Impressive drill hit has Toronto company talking about significant, untapped potential at historic copper mining camp, north of Sault Ste. Marie
sterling-metals-soo-copper-project-2025-drilling
Sterling Metals had the drill turning this spring at its Soo Copper Project, north of Sault Ste. Marie (Company photo)

Sterling Metals, a junior miner that’s probing around a former copper mining camp, north of Sault Ste. Marie, made an impressive hit on its very first drill hole this spring.

The Toronto exploration outfit pulled a lengthy core sample showing 359.3 metres of copper mineralization, grading 0.36 per cent, taken at its Soo Copper Project in the Batchewana Bay area, 80 kilometres north of the city. 

The discovery was made just 14 metres below surface. A shorter length of the core revealed 0.56 per cent over the first 75 metres.

In copper exploration drilling, the grades are measured as a percentage of the ore. A grade of more than 1 per cent over 100 metres is considered high grade. A drill hole with significant thickness is an indicator of a substantial volume of potentially mineable ore.

Sterling, a newcomer to the area, acquired the 24,000-hectare land package from Copper Road Resources in May 2024. This was the company’s maiden drill program at the site.

Though still early in the exploration stage, the continuity of copper in the sample, though low grade, is an encouraging sign to Sterling of bigger things to come.

The company believes it’s standing atop a large mineral system of copper, molybdenum, silver and gold, something the Batchewana area has been historically known for since exploration and mining began there in the 1960s.

“This is just one hole,” said Sterling CEO Mathew Wilson in a May 29 news release, “but in today’s macroeconomic environment, the need for large, bulk-tonnage copper projects in safe jurisdictions like Canada is more urgent than ever.”

Wilson said previous mine operators on the property were selectively chasing narrow, high-grade zones of copper.

> **PROVIDED MATERIAL**

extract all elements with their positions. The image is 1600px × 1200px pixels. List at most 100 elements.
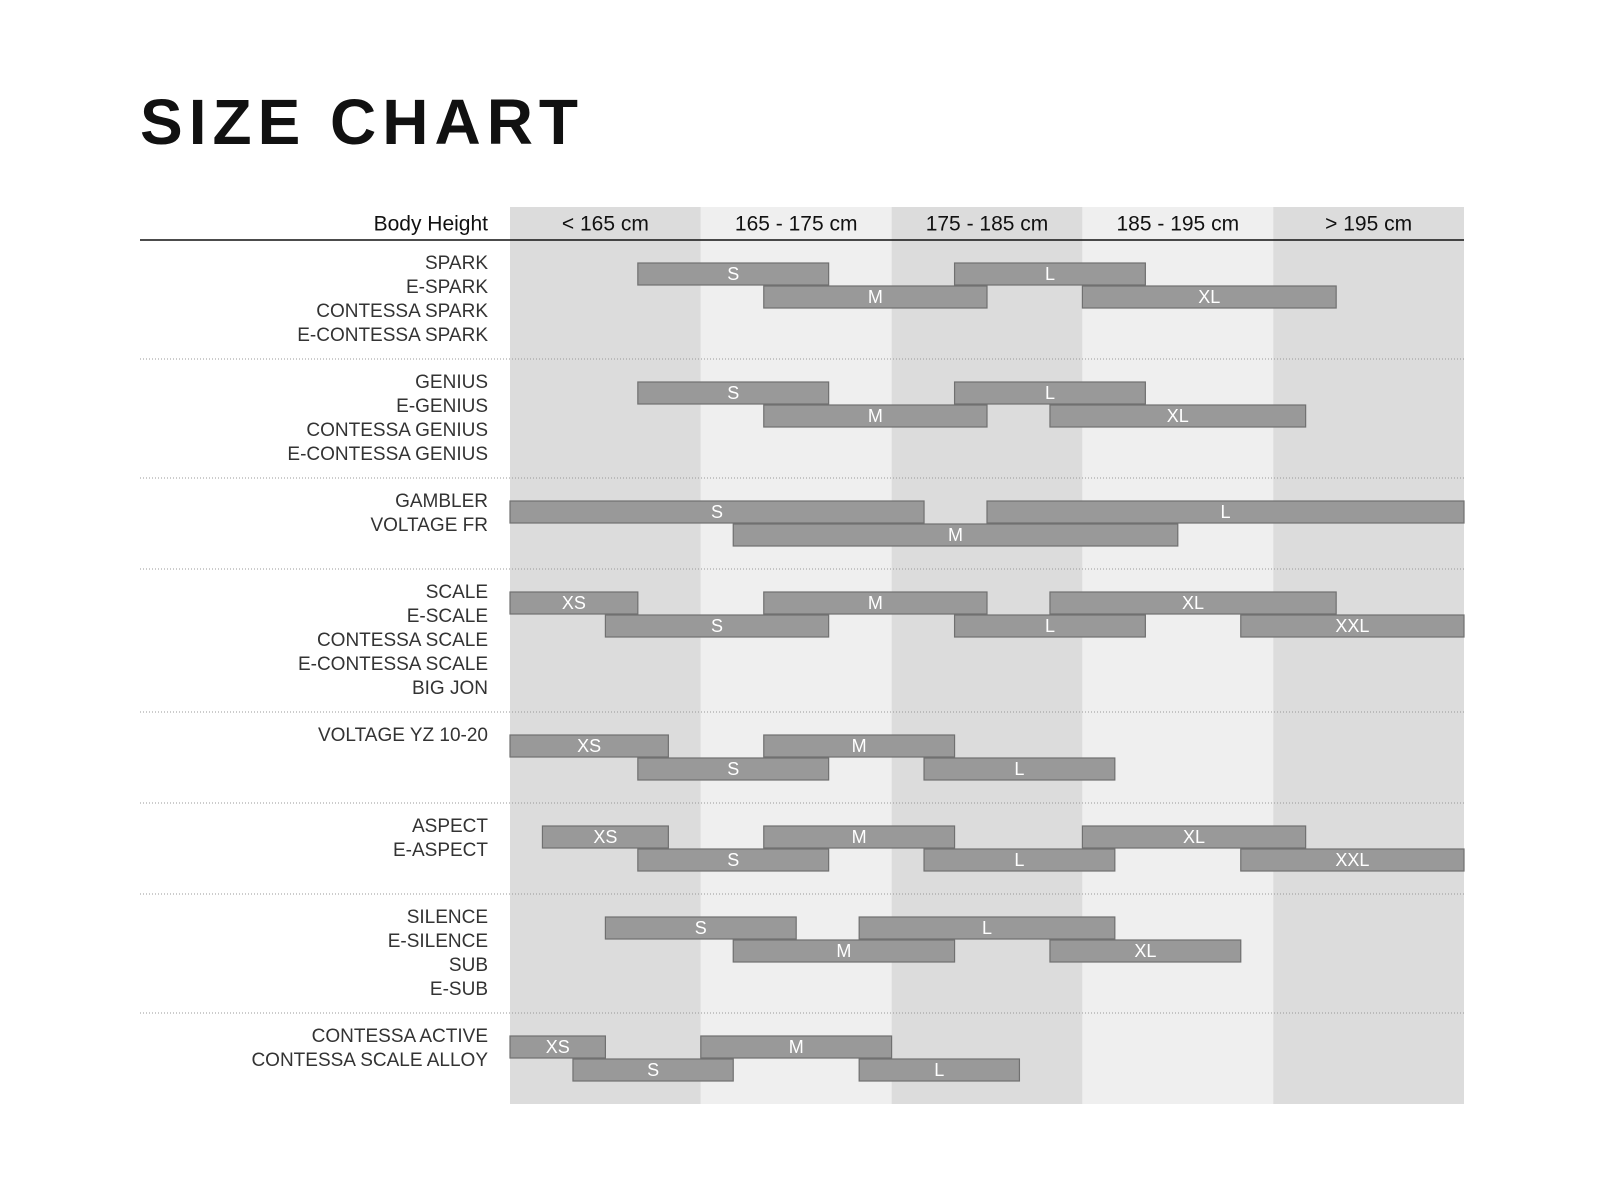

> **WRITTEN PROBLEM**
Continue the article on Sterling Metals' Soo Copper Project, picking up after its last sentence.

> **RIGHT ANSWER**
Sterling’s property is bookended by the former Coppercorp and Tribag mines, two small-scale copper mines that operated from the mid-1960s to early 1970s.

For 60 years, the ground has been extensively explored by a number of companies, but it was done on a mostly piecemeal basis on fragmented pieces of property. A comprehensive program was never done to get a larger view of the area’s mineral potential, the company said.

Fortunately, the previous explorer, Copper Road Resources, has set Sterling up for success by consolidating these properties in 2021.

After acquiring the project, Sterling spent last summer prospecting and sampling the area, pouring through reams of historical exploration and mining records, and running its own technical surveys to identify drill targets before hauling in the rig at the end of March. Sterling’s four-hole drill program concluded in late April.

In noting their progress,  Wilson said in less than a year since they stepped foot on the site, they’ve gone from a “single pencil porphyry prospect with limited apparent scale to identifying the key ingredients of a much larger and richer porphyry copper system.”

Sterling’s property sits in a unique, mineral-rich, geological feature that extends across and under Lake Superior. The nearly 3,000-kilometre-long Mid-Continental Rift nearly split part North America 1.1 billion years ago.

This structure that formed Lake Superior sparked the copper mining boom on Michigan’s Keweenaw Peninsula in the mid-1800s.

Today, it’s provided fertile ground for a resurgence of exploration with new nickel and copper discoveries in Michigan’s Upper Peninsula as well as Generation Mining’s emerging copper-palladium mine project on the north shore of Lake Superior at Marathon.

The area's infrastructure certainly works in the company’s favour.

The project is accessible by bush road, 20 minutes off the Trans-Canada Highway. The site is an hour’s drive outside the Sault, and is a four-hour drive from abundant smelting and refinery capacity in Sudbury.

In the release, Wilson mentioned they chose to dub the property, the Soo Copper Project, to highlight the connection to the Sault, “a city of great industry where we hope to have a long and prosperous relationship.”